*Written instruction*
Each record is to be transcribed exactly.

(Data entries)
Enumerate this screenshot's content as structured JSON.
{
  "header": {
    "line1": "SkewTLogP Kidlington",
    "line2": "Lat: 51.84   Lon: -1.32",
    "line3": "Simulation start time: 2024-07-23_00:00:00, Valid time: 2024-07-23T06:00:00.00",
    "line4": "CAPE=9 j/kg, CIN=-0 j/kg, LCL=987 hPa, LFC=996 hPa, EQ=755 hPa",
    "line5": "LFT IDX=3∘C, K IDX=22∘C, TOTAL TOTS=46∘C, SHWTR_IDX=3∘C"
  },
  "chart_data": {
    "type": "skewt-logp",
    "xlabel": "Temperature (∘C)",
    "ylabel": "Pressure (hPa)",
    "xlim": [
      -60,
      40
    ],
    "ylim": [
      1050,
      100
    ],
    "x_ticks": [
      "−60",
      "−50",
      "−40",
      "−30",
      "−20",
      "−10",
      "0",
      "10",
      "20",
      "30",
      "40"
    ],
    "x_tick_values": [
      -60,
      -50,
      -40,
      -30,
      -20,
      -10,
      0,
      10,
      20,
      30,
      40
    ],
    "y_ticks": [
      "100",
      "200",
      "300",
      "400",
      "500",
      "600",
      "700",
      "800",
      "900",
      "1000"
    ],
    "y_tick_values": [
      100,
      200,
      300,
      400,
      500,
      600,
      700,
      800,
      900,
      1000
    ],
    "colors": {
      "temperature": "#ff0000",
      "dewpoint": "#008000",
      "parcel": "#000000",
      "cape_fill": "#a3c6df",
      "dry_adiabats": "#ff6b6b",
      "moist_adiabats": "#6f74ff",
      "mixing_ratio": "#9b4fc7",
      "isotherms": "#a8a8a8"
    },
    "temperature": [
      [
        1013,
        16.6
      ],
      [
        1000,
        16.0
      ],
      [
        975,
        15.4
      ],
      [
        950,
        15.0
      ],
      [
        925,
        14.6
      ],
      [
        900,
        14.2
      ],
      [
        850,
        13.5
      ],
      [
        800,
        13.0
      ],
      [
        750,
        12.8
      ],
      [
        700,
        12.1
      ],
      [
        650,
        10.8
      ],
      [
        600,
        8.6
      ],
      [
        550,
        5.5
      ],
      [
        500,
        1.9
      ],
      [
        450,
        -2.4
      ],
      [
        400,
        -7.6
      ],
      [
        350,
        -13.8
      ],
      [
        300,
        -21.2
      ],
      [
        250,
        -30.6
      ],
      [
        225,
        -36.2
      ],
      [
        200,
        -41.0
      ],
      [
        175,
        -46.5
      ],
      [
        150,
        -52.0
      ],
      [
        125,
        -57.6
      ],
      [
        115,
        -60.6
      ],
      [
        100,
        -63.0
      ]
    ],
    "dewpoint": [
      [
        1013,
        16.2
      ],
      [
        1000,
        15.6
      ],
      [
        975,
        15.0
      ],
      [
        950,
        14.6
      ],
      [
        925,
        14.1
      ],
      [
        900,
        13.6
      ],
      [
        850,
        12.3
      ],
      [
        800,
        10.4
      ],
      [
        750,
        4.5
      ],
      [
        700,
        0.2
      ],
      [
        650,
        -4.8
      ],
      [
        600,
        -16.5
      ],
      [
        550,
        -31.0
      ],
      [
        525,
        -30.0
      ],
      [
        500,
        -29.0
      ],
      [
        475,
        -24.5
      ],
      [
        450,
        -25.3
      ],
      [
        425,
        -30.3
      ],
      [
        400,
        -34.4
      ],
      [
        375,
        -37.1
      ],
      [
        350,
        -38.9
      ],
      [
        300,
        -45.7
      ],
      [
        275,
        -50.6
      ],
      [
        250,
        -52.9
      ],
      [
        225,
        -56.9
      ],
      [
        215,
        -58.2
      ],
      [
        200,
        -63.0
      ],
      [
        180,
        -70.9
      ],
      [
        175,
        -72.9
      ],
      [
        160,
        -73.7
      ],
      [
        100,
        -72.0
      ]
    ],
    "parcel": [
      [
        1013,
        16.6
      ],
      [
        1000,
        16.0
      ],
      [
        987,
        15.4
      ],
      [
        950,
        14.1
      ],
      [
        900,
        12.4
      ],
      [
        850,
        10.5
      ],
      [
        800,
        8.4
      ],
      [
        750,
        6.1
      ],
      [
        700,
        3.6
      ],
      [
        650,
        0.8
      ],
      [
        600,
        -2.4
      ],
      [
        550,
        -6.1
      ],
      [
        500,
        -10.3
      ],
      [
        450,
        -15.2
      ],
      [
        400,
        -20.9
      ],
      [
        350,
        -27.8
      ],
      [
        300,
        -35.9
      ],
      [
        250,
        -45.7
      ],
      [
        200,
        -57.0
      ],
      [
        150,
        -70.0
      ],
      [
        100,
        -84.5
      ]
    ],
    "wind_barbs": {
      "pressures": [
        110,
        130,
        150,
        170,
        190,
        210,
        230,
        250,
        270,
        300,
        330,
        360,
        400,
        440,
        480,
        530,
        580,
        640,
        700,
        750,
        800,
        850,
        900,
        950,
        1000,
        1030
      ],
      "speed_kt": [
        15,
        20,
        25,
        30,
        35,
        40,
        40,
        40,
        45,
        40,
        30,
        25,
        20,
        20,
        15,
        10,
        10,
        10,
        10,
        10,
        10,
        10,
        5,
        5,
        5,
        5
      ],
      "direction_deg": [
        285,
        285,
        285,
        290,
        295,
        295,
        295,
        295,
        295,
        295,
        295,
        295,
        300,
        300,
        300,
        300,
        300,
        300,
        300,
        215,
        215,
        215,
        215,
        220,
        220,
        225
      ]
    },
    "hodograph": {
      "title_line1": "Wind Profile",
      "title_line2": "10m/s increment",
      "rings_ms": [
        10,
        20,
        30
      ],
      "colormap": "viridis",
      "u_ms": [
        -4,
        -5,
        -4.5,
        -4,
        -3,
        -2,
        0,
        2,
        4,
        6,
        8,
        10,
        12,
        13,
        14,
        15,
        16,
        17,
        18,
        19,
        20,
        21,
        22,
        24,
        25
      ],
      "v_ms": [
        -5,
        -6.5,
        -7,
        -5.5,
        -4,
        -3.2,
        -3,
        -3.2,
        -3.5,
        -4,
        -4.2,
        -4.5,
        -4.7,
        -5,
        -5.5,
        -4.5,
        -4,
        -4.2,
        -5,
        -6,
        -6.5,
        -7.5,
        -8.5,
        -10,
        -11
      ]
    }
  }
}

*Result of this task*
Enumerate this screenshot's content as structured JSON.
{
  "header": {
    "line1": "SkewTLogP Kidlington",
    "line2": "Lat: 51.84   Lon: -1.32",
    "line3": "Simulation start time: 2024-07-23_00:00:00, Valid time: 2024-07-23T06:00:00.00",
    "line4": "CAPE=9 j/kg, CIN=-0 j/kg, LCL=987 hPa, LFC=996 hPa, EQ=755 hPa",
    "line5": "LFT IDX=3∘C, K IDX=22∘C, TOTAL TOTS=46∘C, SHWTR_IDX=3∘C"
  },
  "chart_data": {
    "type": "skewt-logp",
    "xlabel": "Temperature (∘C)",
    "ylabel": "Pressure (hPa)",
    "xlim": [
      -60,
      40
    ],
    "ylim": [
      1050,
      100
    ],
    "x_ticks": [
      "−60",
      "−50",
      "−40",
      "−30",
      "−20",
      "−10",
      "0",
      "10",
      "20",
      "30",
      "40"
    ],
    "x_tick_values": [
      -60,
      -50,
      -40,
      -30,
      -20,
      -10,
      0,
      10,
      20,
      30,
      40
    ],
    "y_ticks": [
      "100",
      "200",
      "300",
      "400",
      "500",
      "600",
      "700",
      "800",
      "900",
      "1000"
    ],
    "y_tick_values": [
      100,
      200,
      300,
      400,
      500,
      600,
      700,
      800,
      900,
      1000
    ],
    "colors": {
      "temperature": "#ff0000",
      "dewpoint": "#008000",
      "parcel": "#000000",
      "cape_fill": "#a3c6df",
      "dry_adiabats": "#ff6b6b",
      "moist_adiabats": "#6f74ff",
      "mixing_ratio": "#9b4fc7",
      "isotherms": "#a8a8a8"
    },
    "temperature": [
      [
        1013,
        16.6
      ],
      [
        1000,
        16.0
      ],
      [
        975,
        15.4
      ],
      [
        950,
        15.0
      ],
      [
        925,
        14.6
      ],
      [
        900,
        14.2
      ],
      [
        850,
        13.5
      ],
      [
        800,
        13.0
      ],
      [
        750,
        12.8
      ],
      [
        700,
        12.1
      ],
      [
        650,
        10.8
      ],
      [
        600,
        8.6
      ],
      [
        550,
        5.5
      ],
      [
        500,
        1.9
      ],
      [
        450,
        -2.4
      ],
      [
        400,
        -7.6
      ],
      [
        350,
        -13.8
      ],
      [
        300,
        -21.2
      ],
      [
        250,
        -30.6
      ],
      [
        225,
        -36.2
      ],
      [
        200,
        -41.0
      ],
      [
        175,
        -46.5
      ],
      [
        150,
        -52.0
      ],
      [
        125,
        -57.6
      ],
      [
        115,
        -60.6
      ],
      [
        100,
        -63.0
      ]
    ],
    "dewpoint": [
      [
        1013,
        16.2
      ],
      [
        1000,
        15.6
      ],
      [
        975,
        15.0
      ],
      [
        950,
        14.6
      ],
      [
        925,
        14.1
      ],
      [
        900,
        13.6
      ],
      [
        850,
        12.3
      ],
      [
        800,
        10.4
      ],
      [
        750,
        4.5
      ],
      [
        700,
        0.2
      ],
      [
        650,
        -4.8
      ],
      [
        600,
        -16.5
      ],
      [
        550,
        -31.0
      ],
      [
        525,
        -30.0
      ],
      [
        500,
        -29.0
      ],
      [
        475,
        -24.5
      ],
      [
        450,
        -25.3
      ],
      [
        425,
        -30.3
      ],
      [
        400,
        -34.4
      ],
      [
        375,
        -37.1
      ],
      [
        350,
        -38.9
      ],
      [
        300,
        -45.7
      ],
      [
        275,
        -50.6
      ],
      [
        250,
        -52.9
      ],
      [
        225,
        -56.9
      ],
      [
        215,
        -58.2
      ],
      [
        200,
        -63.0
      ],
      [
        180,
        -70.9
      ],
      [
        175,
        -72.9
      ],
      [
        160,
        -73.7
      ],
      [
        100,
        -72.0
      ]
    ],
    "parcel": [
      [
        1013,
        16.6
      ],
      [
        1000,
        16.0
      ],
      [
        987,
        15.4
      ],
      [
        950,
        14.1
      ],
      [
        900,
        12.4
      ],
      [
        850,
        10.5
      ],
      [
        800,
        8.4
      ],
      [
        750,
        6.1
      ],
      [
        700,
        3.6
      ],
      [
        650,
        0.8
      ],
      [
        600,
        -2.4
      ],
      [
        550,
        -6.1
      ],
      [
        500,
        -10.3
      ],
      [
        450,
        -15.2
      ],
      [
        400,
        -20.9
      ],
      [
        350,
        -27.8
      ],
      [
        300,
        -35.9
      ],
      [
        250,
        -45.7
      ],
      [
        200,
        -57.0
      ],
      [
        150,
        -70.0
      ],
      [
        100,
        -84.5
      ]
    ],
    "wind_barbs": {
      "pressures": [
        110,
        130,
        150,
        170,
        190,
        210,
        230,
        250,
        270,
        300,
        330,
        360,
        400,
        440,
        480,
        530,
        580,
        640,
        700,
        750,
        800,
        850,
        900,
        950,
        1000,
        1030
      ],
      "speed_kt": [
        15,
        20,
        25,
        30,
        35,
        40,
        40,
        40,
        45,
        40,
        30,
        25,
        20,
        20,
        15,
        10,
        10,
        10,
        10,
        10,
        10,
        10,
        5,
        5,
        5,
        5
      ],
      "direction_deg": [
        285,
        285,
        285,
        290,
        295,
        295,
        295,
        295,
        295,
        295,
        295,
        295,
        300,
        300,
        300,
        300,
        300,
        300,
        300,
        215,
        215,
        215,
        215,
        220,
        220,
        225
      ]
    },
    "hodograph": {
      "title_line1": "Wind Profile",
      "title_line2": "10m/s increment",
      "rings_ms": [
        10,
        20,
        30
      ],
      "colormap": "viridis",
      "u_ms": [
        -4,
        -5,
        -4.5,
        -4,
        -3,
        -2,
        0,
        2,
        4,
        6,
        8,
        10,
        12,
        13,
        14,
        15,
        16,
        17,
        18,
        19,
        20,
        21,
        22,
        24,
        25
      ],
      "v_ms": [
        -5,
        -6.5,
        -7,
        -5.5,
        -4,
        -3.2,
        -3,
        -3.2,
        -3.5,
        -4,
        -4.2,
        -4.5,
        -4.7,
        -5,
        -5.5,
        -4.5,
        -4,
        -4.2,
        -5,
        -6,
        -6.5,
        -7.5,
        -8.5,
        -10,
        -11
      ]
    }
  }
}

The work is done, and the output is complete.